═════ EXCERPTED DATA

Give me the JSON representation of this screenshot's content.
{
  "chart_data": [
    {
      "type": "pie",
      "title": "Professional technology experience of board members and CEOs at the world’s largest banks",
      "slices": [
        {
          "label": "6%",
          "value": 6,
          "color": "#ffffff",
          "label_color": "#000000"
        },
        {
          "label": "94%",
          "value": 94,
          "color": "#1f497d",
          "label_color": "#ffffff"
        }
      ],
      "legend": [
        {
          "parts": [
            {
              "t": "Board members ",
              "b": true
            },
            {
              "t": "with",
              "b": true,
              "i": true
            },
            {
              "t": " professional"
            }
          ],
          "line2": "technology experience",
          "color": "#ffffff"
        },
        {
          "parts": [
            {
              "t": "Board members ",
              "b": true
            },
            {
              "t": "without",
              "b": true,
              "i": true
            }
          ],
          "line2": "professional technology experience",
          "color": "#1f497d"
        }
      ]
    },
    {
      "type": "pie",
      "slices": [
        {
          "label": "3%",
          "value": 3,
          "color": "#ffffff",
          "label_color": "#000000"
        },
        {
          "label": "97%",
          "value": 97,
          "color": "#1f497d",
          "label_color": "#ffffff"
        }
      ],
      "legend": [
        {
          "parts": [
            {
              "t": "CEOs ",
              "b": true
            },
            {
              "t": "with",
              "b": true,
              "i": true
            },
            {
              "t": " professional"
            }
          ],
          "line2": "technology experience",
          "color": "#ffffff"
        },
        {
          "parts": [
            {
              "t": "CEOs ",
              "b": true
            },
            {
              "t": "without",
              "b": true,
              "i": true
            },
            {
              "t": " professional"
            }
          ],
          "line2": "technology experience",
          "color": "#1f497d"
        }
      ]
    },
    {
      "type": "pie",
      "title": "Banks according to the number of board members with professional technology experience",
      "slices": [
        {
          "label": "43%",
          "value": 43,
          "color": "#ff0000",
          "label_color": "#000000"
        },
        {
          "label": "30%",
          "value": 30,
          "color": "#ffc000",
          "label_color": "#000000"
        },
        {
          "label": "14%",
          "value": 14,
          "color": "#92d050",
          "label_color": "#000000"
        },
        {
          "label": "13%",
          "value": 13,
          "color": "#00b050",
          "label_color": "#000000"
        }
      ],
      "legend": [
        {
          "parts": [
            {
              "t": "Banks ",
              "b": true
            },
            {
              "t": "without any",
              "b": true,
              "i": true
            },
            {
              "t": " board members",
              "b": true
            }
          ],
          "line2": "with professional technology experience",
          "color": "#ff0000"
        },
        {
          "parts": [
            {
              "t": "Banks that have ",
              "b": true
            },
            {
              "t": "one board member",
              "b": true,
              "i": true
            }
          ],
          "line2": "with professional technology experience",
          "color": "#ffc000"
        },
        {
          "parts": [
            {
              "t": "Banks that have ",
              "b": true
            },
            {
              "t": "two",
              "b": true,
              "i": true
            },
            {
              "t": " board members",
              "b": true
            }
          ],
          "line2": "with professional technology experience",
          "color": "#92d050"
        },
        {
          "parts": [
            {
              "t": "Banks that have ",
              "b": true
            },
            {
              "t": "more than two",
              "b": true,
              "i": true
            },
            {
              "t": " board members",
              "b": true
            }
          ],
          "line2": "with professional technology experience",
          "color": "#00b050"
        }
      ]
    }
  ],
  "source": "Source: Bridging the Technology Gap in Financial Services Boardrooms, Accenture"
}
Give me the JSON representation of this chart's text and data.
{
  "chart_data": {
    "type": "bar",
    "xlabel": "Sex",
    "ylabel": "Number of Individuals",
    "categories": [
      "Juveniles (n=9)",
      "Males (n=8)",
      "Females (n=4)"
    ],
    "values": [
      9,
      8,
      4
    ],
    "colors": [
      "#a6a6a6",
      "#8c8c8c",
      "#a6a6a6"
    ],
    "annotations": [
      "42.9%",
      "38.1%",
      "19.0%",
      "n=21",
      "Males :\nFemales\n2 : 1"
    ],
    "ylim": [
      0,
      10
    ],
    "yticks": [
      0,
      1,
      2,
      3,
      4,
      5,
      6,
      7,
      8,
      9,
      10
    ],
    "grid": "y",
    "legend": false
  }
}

══════════

**SET TASK:**
Pick out and copy every line that contains the word "this".

**SOLUTION TO THE EXERCISE:**
Give me the JSON representation of this screenshot's content.
Give me the JSON representation of this chart's text and data.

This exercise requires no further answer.